§ TEXT:
Taxcaster for Future Years?

In an analysis I’m trying to do involving Roth conversions versus RMDs for future years, can I use a tool like Taxcaster, currently setup for 2015 at the latest? Or can anyone suggest some simple/straightforward methods?



As long as your return is not complex, taxcaster or any off the shelf tax program is fine for determining the cost of various conversion amounts in the current year. For longer term projections on what the conversion will save you in the future, you could use the current program also but the assumptions you make about what to enter are subject to error the farther out you go. A conversion in theory saves you a little every year thereafter by reducing RMDs, but other variables in those years could be significant.



So, if I’m understanding you correctly, the calculation is something like “what does a conversion of $4000 cost now in terms of taxes, and what would it cost to reduce the IRA by $4000 next year, but through a combination of RMD first and then converting the rest”? The tax cost is roughly the same right? (I say “roughly” because I don’t know what the standard deduction, exemptions, marginal brackets, etc. will be for 2016, and then for future years beyond 2017.  That’s where I was hoping a tool like Taxcaster is close enough for 2016, and even usable for years beyond but with increasing accuracy issues/errors to be assumed.)

§ SOURCE MATERIAL:
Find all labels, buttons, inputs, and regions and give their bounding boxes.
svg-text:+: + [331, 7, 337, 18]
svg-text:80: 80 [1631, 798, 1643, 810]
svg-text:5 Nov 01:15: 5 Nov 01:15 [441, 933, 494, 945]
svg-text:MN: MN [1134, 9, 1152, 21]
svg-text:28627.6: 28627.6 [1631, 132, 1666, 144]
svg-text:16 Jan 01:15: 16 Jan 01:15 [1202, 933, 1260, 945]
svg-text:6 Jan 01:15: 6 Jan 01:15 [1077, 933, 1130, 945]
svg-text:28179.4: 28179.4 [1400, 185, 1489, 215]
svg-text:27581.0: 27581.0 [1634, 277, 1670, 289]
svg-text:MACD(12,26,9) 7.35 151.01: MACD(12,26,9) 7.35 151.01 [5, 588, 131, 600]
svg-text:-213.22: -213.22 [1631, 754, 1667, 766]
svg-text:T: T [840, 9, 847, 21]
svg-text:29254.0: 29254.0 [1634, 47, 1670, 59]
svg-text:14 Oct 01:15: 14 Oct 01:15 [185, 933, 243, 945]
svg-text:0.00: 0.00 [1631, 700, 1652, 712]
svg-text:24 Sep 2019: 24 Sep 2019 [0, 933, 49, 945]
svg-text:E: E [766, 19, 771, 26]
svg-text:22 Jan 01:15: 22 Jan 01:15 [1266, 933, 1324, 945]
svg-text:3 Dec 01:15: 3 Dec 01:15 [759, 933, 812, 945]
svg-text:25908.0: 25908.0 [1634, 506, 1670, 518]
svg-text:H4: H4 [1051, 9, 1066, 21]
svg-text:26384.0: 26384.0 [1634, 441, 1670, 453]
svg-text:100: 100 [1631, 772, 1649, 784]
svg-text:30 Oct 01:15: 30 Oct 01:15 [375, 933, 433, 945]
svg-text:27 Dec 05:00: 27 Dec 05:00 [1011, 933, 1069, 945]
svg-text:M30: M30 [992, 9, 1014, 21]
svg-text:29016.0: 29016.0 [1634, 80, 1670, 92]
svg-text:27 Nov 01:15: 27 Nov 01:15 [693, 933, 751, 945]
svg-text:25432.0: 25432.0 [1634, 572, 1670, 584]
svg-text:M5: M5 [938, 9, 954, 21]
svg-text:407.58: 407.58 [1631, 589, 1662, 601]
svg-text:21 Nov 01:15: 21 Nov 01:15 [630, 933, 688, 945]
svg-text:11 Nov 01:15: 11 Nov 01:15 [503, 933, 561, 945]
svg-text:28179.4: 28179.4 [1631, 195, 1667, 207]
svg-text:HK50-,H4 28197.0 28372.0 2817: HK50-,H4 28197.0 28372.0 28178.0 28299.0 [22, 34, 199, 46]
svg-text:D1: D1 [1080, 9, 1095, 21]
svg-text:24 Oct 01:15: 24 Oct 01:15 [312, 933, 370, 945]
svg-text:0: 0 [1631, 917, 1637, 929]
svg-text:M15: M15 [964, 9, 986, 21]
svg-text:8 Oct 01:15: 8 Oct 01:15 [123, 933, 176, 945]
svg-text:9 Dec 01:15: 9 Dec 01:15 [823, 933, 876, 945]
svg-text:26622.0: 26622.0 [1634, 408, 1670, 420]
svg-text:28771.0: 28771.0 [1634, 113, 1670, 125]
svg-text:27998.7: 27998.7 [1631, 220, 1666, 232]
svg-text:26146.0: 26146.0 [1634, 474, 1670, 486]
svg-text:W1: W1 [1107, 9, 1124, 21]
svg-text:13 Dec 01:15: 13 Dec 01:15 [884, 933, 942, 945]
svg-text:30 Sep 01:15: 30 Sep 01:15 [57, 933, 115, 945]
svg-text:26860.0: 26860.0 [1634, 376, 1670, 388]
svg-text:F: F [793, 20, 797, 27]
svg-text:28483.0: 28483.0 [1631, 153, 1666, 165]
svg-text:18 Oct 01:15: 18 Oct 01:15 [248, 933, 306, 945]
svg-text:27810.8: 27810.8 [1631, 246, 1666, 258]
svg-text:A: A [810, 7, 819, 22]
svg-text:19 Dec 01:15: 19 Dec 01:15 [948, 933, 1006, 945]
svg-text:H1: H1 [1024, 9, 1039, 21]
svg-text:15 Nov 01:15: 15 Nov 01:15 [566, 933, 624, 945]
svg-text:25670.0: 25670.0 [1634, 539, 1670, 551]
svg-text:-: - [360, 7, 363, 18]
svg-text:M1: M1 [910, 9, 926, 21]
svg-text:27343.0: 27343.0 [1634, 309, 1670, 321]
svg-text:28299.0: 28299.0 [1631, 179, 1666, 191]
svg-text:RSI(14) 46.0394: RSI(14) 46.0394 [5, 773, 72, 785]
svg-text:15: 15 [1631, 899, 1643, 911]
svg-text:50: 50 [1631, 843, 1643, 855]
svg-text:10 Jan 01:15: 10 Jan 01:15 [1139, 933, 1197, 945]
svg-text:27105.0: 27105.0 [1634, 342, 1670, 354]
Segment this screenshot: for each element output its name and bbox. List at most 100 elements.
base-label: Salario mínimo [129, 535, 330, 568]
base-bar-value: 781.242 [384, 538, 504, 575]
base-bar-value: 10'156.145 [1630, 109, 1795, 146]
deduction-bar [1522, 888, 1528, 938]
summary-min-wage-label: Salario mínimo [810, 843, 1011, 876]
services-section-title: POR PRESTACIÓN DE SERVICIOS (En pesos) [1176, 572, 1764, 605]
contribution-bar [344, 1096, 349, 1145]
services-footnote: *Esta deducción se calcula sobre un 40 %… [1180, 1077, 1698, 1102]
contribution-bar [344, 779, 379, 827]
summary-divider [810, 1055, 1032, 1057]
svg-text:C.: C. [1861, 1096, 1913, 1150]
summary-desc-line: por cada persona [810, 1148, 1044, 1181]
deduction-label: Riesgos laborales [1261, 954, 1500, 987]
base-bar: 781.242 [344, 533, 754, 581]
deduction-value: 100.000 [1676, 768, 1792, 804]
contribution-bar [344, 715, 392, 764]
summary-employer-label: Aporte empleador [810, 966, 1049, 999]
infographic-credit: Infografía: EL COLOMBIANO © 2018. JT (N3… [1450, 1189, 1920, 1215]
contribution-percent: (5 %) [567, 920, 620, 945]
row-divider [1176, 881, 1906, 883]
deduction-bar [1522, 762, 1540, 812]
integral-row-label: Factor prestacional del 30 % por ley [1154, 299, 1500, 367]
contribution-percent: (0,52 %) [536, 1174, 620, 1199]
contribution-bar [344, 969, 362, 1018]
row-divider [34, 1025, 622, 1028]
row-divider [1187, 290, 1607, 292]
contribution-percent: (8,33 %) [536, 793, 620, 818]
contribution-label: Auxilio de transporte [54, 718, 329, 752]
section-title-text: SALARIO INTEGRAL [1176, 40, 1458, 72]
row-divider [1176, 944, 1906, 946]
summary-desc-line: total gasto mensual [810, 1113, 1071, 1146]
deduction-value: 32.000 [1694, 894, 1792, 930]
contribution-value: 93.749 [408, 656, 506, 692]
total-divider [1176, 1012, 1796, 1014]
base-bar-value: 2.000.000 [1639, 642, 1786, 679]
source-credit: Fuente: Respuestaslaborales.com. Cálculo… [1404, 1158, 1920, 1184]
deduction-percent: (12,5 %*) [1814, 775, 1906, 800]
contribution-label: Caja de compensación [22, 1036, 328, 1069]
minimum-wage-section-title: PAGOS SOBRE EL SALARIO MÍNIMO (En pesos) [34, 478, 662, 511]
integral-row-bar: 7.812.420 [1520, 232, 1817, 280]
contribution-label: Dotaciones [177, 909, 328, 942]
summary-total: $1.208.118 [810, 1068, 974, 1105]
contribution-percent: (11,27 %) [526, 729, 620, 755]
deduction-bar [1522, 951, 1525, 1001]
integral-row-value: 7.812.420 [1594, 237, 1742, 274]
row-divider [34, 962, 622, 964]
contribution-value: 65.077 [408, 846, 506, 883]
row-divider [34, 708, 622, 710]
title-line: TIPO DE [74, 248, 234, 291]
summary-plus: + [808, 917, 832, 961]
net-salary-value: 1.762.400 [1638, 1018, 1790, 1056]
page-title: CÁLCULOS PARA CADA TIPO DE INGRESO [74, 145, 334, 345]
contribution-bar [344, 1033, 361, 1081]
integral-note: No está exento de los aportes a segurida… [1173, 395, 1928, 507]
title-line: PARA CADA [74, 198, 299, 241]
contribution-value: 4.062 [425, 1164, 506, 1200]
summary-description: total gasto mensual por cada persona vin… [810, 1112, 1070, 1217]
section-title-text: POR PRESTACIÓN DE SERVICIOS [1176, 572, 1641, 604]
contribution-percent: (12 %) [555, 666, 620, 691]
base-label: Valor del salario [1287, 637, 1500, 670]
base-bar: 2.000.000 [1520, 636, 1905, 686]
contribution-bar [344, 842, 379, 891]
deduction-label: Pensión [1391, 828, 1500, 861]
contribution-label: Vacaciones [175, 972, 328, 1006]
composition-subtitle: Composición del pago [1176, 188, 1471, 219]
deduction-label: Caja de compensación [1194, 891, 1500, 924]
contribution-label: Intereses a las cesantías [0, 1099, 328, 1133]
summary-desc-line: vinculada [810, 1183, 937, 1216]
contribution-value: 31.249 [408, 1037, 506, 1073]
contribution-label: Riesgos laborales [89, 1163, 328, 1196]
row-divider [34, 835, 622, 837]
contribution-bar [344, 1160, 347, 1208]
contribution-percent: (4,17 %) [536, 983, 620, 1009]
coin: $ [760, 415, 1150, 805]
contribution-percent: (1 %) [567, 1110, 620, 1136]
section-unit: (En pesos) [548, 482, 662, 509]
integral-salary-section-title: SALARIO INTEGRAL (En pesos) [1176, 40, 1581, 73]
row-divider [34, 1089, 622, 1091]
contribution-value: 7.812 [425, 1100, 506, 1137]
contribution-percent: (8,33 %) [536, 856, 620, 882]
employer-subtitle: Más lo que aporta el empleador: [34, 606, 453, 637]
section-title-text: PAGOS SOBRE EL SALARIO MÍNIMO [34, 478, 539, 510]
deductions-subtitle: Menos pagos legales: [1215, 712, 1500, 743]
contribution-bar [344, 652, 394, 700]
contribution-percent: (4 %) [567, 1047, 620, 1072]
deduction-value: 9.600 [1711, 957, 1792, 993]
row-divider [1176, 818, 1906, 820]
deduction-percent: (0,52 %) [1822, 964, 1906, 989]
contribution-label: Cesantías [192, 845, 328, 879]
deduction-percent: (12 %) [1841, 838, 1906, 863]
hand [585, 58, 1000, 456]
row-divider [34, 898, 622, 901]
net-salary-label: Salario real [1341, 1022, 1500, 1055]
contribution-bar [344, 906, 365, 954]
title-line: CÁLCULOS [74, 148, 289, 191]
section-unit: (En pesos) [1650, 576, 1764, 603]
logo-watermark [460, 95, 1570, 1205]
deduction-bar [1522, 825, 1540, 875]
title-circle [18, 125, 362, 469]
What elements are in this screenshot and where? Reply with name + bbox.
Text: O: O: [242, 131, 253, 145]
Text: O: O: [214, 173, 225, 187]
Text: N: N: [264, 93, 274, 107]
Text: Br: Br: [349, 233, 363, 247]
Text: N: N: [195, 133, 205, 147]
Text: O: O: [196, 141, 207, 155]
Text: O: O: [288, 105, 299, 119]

§ WHAT THE EXERCISE ASKS:
Continue the forum discussion on using Taxcaster to project Roth conversions against RMDs, picking up after its final post.

§ WRITTEN REPLY:
You could use a current tax program for future year projections and assume that inflation will raise certain income like SS payments at about the same rate as the exemptions and deductions would increase. Then assume a rate of increase for your IRA and reduction for both RMDs and removal of the converted dollars. Even without the conversions, RMDs that you do not spend will go into your taxable account and generate around the same return they would have in the IRA. Since these returns in taxable may be currently taxable or produce deferred cap gains, you have to factor that in as well. As your IRA in later years eventually gets smaller, your taxable account assets should get larger and some portion of them will produce current taxable income. You also have to factor in the chance of receiving an inheritance which increases your income producing assets or making donations or gifts that reduce it. These individual variations will probably have more affect than changes to tax laws, exemptions etc. Having LT care insurance is another factor that should be considered. If you have adequate LT care insurance you would generally convert a little more, if you don’t a little less. If you don’t carry the coverage there could be some years with massive deductible health care expenses you would pay from your TIRA. You would not want to pay them from your Roth since a Roth withdrawal will not produce any taxable income from which to deduct the expenses.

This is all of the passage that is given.